PROBLEM TO SOLVE
Copy out every record below, word for word.

DATA IN THIS EXERCISE
--- Start ---
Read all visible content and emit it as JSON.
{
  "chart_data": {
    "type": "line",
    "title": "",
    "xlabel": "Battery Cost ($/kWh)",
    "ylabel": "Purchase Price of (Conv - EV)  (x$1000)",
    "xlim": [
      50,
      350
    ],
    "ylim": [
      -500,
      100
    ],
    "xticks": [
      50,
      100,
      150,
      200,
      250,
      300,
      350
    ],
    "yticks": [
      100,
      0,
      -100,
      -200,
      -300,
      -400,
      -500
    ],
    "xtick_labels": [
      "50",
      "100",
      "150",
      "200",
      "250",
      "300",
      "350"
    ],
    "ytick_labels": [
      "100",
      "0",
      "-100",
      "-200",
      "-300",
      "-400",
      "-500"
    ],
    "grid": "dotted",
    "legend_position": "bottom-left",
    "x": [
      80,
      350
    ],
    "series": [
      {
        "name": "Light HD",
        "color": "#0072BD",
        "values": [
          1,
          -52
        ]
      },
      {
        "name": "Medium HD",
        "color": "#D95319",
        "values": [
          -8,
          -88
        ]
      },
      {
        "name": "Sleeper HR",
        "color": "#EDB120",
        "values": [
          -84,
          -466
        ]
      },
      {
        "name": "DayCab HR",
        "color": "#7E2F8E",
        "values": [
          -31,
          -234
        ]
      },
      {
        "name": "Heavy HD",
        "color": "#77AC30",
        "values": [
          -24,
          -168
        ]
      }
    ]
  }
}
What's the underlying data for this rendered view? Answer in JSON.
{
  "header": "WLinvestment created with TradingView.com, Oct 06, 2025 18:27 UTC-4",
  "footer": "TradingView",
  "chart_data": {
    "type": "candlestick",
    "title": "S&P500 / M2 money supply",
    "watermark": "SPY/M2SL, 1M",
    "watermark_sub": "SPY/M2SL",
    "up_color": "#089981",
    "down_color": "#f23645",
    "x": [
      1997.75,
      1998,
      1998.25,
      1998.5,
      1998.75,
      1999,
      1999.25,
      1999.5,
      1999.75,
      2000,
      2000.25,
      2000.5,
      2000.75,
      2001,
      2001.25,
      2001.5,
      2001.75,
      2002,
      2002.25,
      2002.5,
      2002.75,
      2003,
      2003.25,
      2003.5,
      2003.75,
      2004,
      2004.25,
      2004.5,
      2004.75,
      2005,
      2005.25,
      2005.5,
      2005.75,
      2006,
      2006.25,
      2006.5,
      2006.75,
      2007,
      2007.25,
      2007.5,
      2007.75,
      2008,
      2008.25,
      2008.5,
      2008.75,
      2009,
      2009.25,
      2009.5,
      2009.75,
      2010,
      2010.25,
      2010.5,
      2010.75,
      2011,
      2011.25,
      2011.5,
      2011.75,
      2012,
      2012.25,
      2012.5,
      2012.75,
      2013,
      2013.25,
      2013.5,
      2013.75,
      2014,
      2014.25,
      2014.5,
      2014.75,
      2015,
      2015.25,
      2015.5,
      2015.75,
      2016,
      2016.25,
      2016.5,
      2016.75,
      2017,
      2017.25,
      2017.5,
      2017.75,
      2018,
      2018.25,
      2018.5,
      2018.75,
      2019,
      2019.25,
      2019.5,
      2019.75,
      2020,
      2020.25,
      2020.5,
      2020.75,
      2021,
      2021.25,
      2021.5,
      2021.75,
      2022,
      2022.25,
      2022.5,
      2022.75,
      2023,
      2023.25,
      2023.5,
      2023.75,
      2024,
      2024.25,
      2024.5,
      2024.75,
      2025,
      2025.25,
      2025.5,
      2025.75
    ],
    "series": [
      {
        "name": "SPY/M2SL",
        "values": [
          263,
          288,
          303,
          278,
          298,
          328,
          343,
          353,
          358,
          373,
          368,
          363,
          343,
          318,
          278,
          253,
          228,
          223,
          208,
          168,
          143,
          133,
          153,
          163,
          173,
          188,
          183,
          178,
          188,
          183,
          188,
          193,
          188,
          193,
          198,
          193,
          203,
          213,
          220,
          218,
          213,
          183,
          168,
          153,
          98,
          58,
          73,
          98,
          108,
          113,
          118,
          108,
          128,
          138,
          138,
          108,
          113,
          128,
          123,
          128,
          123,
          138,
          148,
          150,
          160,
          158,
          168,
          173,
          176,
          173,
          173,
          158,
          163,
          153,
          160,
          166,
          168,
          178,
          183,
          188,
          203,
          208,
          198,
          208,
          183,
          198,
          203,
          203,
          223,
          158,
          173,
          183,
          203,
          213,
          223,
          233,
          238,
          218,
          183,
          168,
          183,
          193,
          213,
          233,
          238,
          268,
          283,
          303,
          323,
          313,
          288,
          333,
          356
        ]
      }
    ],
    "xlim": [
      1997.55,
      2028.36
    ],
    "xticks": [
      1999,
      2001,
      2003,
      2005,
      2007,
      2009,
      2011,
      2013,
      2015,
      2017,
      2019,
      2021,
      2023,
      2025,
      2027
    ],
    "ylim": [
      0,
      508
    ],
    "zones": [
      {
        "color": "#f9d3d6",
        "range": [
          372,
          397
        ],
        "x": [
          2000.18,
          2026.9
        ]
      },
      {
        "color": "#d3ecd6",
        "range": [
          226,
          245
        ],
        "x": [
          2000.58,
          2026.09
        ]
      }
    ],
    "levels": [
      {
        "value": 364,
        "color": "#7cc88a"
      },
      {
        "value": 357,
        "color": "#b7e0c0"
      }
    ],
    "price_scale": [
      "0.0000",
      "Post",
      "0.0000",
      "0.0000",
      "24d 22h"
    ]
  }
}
--- End ---
SOLUTION
Read all visible content and emit it as JSON.
{
  "chart_data": {
    "type": "line",
    "title": "",
    "xlabel": "Battery Cost ($/kWh)",
    "ylabel": "Purchase Price of (Conv - EV)  (x$1000)",
    "xlim": [
      50,
      350
    ],
    "ylim": [
      -500,
      100
    ],
    "xticks": [
      50,
      100,
      150,
      200,
      250,
      300,
      350
    ],
    "yticks": [
      100,
      0,
      -100,
      -200,
      -300,
      -400,
      -500
    ],
    "xtick_labels": [
      "50",
      "100",
      "150",
      "200",
      "250",
      "300",
      "350"
    ],
    "ytick_labels": [
      "100",
      "0",
      "-100",
      "-200",
      "-300",
      "-400",
      "-500"
    ],
    "grid": "dotted",
    "legend_position": "bottom-left",
    "x": [
      80,
      350
    ],
    "series": [
      {
        "name": "Light HD",
        "color": "#0072BD",
        "values": [
          1,
          -52
        ]
      },
      {
        "name": "Medium HD",
        "color": "#D95319",
        "values": [
          -8,
          -88
        ]
      },
      {
        "name": "Sleeper HR",
        "color": "#EDB120",
        "values": [
          -84,
          -466
        ]
      },
      {
        "name": "DayCab HR",
        "color": "#7E2F8E",
        "values": [
          -31,
          -234
        ]
      },
      {
        "name": "Heavy HD",
        "color": "#77AC30",
        "values": [
          -24,
          -168
        ]
      }
    ]
  }
}
What's the underlying data for this rendered view? Answer in JSON.
{
  "header": "WLinvestment created with TradingView.com, Oct 06, 2025 18:27 UTC-4",
  "footer": "TradingView",
  "chart_data": {
    "type": "candlestick",
    "title": "S&P500 / M2 money supply",
    "watermark": "SPY/M2SL, 1M",
    "watermark_sub": "SPY/M2SL",
    "up_color": "#089981",
    "down_color": "#f23645",
    "x": [
      1997.75,
      1998,
      1998.25,
      1998.5,
      1998.75,
      1999,
      1999.25,
      1999.5,
      1999.75,
      2000,
      2000.25,
      2000.5,
      2000.75,
      2001,
      2001.25,
      2001.5,
      2001.75,
      2002,
      2002.25,
      2002.5,
      2002.75,
      2003,
      2003.25,
      2003.5,
      2003.75,
      2004,
      2004.25,
      2004.5,
      2004.75,
      2005,
      2005.25,
      2005.5,
      2005.75,
      2006,
      2006.25,
      2006.5,
      2006.75,
      2007,
      2007.25,
      2007.5,
      2007.75,
      2008,
      2008.25,
      2008.5,
      2008.75,
      2009,
      2009.25,
      2009.5,
      2009.75,
      2010,
      2010.25,
      2010.5,
      2010.75,
      2011,
      2011.25,
      2011.5,
      2011.75,
      2012,
      2012.25,
      2012.5,
      2012.75,
      2013,
      2013.25,
      2013.5,
      2013.75,
      2014,
      2014.25,
      2014.5,
      2014.75,
      2015,
      2015.25,
      2015.5,
      2015.75,
      2016,
      2016.25,
      2016.5,
      2016.75,
      2017,
      2017.25,
      2017.5,
      2017.75,
      2018,
      2018.25,
      2018.5,
      2018.75,
      2019,
      2019.25,
      2019.5,
      2019.75,
      2020,
      2020.25,
      2020.5,
      2020.75,
      2021,
      2021.25,
      2021.5,
      2021.75,
      2022,
      2022.25,
      2022.5,
      2022.75,
      2023,
      2023.25,
      2023.5,
      2023.75,
      2024,
      2024.25,
      2024.5,
      2024.75,
      2025,
      2025.25,
      2025.5,
      2025.75
    ],
    "series": [
      {
        "name": "SPY/M2SL",
        "values": [
          263,
          288,
          303,
          278,
          298,
          328,
          343,
          353,
          358,
          373,
          368,
          363,
          343,
          318,
          278,
          253,
          228,
          223,
          208,
          168,
          143,
          133,
          153,
          163,
          173,
          188,
          183,
          178,
          188,
          183,
          188,
          193,
          188,
          193,
          198,
          193,
          203,
          213,
          220,
          218,
          213,
          183,
          168,
          153,
          98,
          58,
          73,
          98,
          108,
          113,
          118,
          108,
          128,
          138,
          138,
          108,
          113,
          128,
          123,
          128,
          123,
          138,
          148,
          150,
          160,
          158,
          168,
          173,
          176,
          173,
          173,
          158,
          163,
          153,
          160,
          166,
          168,
          178,
          183,
          188,
          203,
          208,
          198,
          208,
          183,
          198,
          203,
          203,
          223,
          158,
          173,
          183,
          203,
          213,
          223,
          233,
          238,
          218,
          183,
          168,
          183,
          193,
          213,
          233,
          238,
          268,
          283,
          303,
          323,
          313,
          288,
          333,
          356
        ]
      }
    ],
    "xlim": [
      1997.55,
      2028.36
    ],
    "xticks": [
      1999,
      2001,
      2003,
      2005,
      2007,
      2009,
      2011,
      2013,
      2015,
      2017,
      2019,
      2021,
      2023,
      2025,
      2027
    ],
    "ylim": [
      0,
      508
    ],
    "zones": [
      {
        "color": "#f9d3d6",
        "range": [
          372,
          397
        ],
        "x": [
          2000.18,
          2026.9
        ]
      },
      {
        "color": "#d3ecd6",
        "range": [
          226,
          245
        ],
        "x": [
          2000.58,
          2026.09
        ]
      }
    ],
    "levels": [
      {
        "value": 364,
        "color": "#7cc88a"
      },
      {
        "value": 357,
        "color": "#b7e0c0"
      }
    ],
    "price_scale": [
      "0.0000",
      "Post",
      "0.0000",
      "0.0000",
      "24d 22h"
    ]
  }
}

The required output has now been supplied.